**Travail demandé**.
• a. Dans le texte sur les attaques de Buhene, vers quelle heure les hommes armés et les policiers sont-ils entrés chez la femme Nande ?
• b. Prolongez le texte sur les attaques de Buhene en reprenant juste après sa dernière phrase.
── Extrait
Le 12 avril 2021, lorsque les attaques ont commencé à Buhene, les assaillants ont pris pour cible les habitants Nande, ainsi que leurs propriétés et leurs commerces. Une femme Nande a raconté qu’un groupe de jeunes hommes armés et quatre policiers ont fait irruption dans sa maison vers 8 heures du matin : « Ils sont entrés dans notre maison, ils nous ont tous fait asseoir par terre et ils nous ont ravis nos téléphones. Ils ont menacé de brûler notre maison si je ne leur donne pas de l’argent. Ils avaient des tissus sur lesquels ils imbibaient de l’essence qu’ils transportaient dans un petit bidon. »

Elle a dit qu’ils l’avaient frappée avec un bâton et ont pris son argent et son téléphone. Ils ont ensuite forcé la porte de sa petite boutique, où ils ont volé des boissons en bouteille.

Une autre femme, âgée de 65 ans et voisine, qui a assisté à la scène, a expliqué que les agresseurs et les policiers allaient de porte en porte. La femme a indiqué qu’elle les a vus emmener un enfant. « Il était âgé d’à peu près 12 ans », a-t-elle raconté. « Ils lui ont demandé “Es-tu Nande ?”, mais l’enfant a demandé pardon sans répondre à leur question. Ils ont pris deux petits chevrons et ils ont mis ça de part et d’autre de son cou et l’ont emmené. Je ne sais pas ce qu’il s’est passé pour cet enfant. » Human Rights Watch n’a pas été en mesure de confirmer ce qui est arrivé à l’enfant, ni de corroborer ce témoignage.
────
── Données fournies
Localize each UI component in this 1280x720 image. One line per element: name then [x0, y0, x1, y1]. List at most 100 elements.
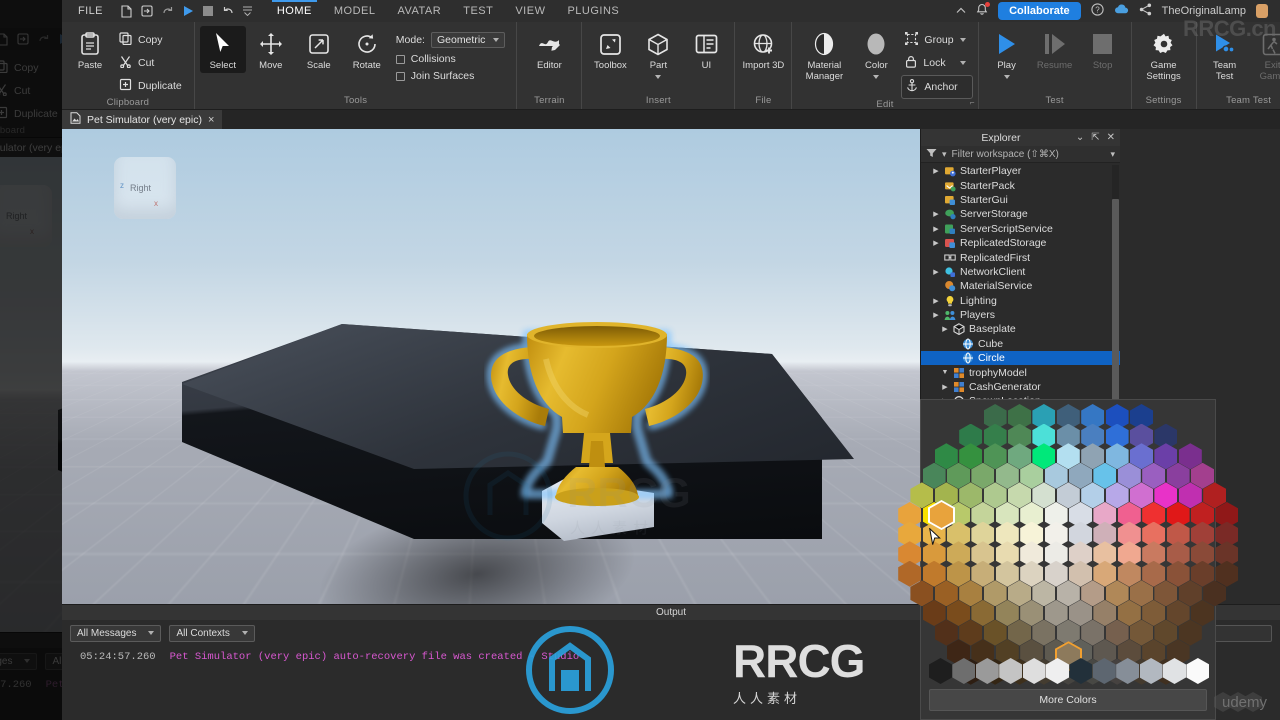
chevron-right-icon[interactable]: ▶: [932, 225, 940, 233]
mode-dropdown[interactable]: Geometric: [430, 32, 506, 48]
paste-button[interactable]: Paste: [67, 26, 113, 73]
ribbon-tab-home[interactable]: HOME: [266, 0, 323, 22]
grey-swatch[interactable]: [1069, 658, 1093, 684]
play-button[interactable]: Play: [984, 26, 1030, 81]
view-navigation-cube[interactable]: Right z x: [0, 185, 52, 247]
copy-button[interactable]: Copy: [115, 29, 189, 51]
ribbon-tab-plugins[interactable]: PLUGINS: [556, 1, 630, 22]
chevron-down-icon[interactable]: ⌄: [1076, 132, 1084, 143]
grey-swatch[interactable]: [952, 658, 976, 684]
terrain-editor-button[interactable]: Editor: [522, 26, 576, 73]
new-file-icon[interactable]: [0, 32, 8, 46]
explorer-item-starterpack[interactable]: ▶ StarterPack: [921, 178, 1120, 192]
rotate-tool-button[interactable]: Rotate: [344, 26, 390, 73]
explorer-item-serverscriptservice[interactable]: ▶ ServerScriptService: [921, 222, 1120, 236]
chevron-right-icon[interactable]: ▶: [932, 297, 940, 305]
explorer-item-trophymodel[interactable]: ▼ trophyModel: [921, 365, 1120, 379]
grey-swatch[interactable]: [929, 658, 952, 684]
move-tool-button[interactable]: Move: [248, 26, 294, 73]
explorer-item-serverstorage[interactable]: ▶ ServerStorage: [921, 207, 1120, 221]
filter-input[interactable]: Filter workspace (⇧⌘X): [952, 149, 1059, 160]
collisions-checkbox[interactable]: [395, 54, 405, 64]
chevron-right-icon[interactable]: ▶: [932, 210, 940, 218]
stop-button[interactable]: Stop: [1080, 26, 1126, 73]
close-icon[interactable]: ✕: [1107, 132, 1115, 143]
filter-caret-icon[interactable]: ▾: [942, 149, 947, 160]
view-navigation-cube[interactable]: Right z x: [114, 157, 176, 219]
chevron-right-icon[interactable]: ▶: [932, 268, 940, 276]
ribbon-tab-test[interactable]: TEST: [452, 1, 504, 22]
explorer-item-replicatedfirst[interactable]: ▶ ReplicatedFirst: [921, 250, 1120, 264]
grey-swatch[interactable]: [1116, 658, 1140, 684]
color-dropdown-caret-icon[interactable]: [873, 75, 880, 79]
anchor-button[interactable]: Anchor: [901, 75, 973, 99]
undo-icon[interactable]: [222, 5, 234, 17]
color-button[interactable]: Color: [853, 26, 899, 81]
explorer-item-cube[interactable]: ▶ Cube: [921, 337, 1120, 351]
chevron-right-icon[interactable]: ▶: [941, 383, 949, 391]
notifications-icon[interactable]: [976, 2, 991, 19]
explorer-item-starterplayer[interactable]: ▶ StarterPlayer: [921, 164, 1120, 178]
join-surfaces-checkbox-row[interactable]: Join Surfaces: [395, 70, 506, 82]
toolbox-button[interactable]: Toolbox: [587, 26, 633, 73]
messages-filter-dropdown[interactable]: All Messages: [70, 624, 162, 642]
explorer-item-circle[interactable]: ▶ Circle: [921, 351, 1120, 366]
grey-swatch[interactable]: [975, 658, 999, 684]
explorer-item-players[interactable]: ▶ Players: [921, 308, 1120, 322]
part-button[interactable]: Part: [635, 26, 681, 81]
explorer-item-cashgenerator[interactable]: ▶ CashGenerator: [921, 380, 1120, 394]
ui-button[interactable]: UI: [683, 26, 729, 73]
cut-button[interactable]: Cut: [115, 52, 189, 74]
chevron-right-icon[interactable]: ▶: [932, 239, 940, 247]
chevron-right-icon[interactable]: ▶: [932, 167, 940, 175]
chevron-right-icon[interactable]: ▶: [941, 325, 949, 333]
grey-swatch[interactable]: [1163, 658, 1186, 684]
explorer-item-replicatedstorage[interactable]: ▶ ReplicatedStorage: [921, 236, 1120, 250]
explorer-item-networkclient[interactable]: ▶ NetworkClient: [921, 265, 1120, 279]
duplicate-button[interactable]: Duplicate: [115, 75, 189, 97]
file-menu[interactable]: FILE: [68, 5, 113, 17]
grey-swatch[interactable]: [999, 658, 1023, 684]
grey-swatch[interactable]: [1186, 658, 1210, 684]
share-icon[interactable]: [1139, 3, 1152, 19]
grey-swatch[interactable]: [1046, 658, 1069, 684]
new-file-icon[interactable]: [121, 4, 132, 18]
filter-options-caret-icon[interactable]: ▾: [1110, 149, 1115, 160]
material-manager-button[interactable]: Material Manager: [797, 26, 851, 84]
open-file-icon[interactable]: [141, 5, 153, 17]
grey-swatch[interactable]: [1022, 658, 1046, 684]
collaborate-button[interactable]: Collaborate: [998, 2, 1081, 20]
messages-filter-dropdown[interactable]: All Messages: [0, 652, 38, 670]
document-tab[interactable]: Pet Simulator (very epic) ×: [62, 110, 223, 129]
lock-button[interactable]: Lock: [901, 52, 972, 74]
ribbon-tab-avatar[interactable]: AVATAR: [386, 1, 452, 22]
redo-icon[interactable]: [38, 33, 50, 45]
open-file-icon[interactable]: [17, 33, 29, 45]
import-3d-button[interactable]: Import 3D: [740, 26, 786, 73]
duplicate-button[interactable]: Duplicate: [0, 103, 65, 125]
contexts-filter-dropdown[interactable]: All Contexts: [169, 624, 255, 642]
────
**Résultats**.
• a. Vers 8 heures du matin.

• b.
Un enseignant Nande, âgé de 45 ans, a décrit avoir vu de la fumée sortir de maisons au matin du 12 avril. Il a indiqué qu’avec d’autres personnes, ils avaient essayé d’éteindre un incendie près du rond-point « Beleku », mais que la police les en avait empêchés et a ouvert le feu sur eux, les forçant à fuir. Plus tard dans la journée, il faisait partie d’un groupe d’habitants, dont des femmes accompagnées de jeunes enfants et de bébés, tentant d’échapper aux violences lorsque trois hommes munis de bâtons et de machettes et un policier armé les ont agressés. Les hommes étaient torse nu et portaient des shorts. Le policier était en uniforme et avait une arme.

« Un jeune garçon est venu d’un autre côté », a expliqué l’enseignant. « Il courait… Ils lui ont donné un coup de pied dans les jambes, il est tombé, et ils l’ont tabassé avec leurs bâtons des clous étaient enfoncés. Le policier qui était avec eux n’a rien fait – il était juste assis là et les regardait frapper ce garçon. »

L’enseignant a ajouté que d’autres assaillants les ont rejoints, provoquant la dispersion des personnes dans tous les sens. Mais les assaillants l’ont attrapé et il est tombé au sol :

Il y avait du sang sur ma tête. J’ai vu deux garçons et un policier. Ils m’ont frappé avec leurs chevrons dans lesquels il y avait des clous. J’étais à genoux, je leur demandais pardon et ce que je leur avais fait, mais ils ne m’écoutaient pas. J’essayais de barrer leurs coups avec mes bras qui ont été blessés par les clous, et ma tête aussi était touchée. Puis celui qui avait une machette a commencé à me frapper aussi. [Le policier] était assis sur une pierre assistant à la scène.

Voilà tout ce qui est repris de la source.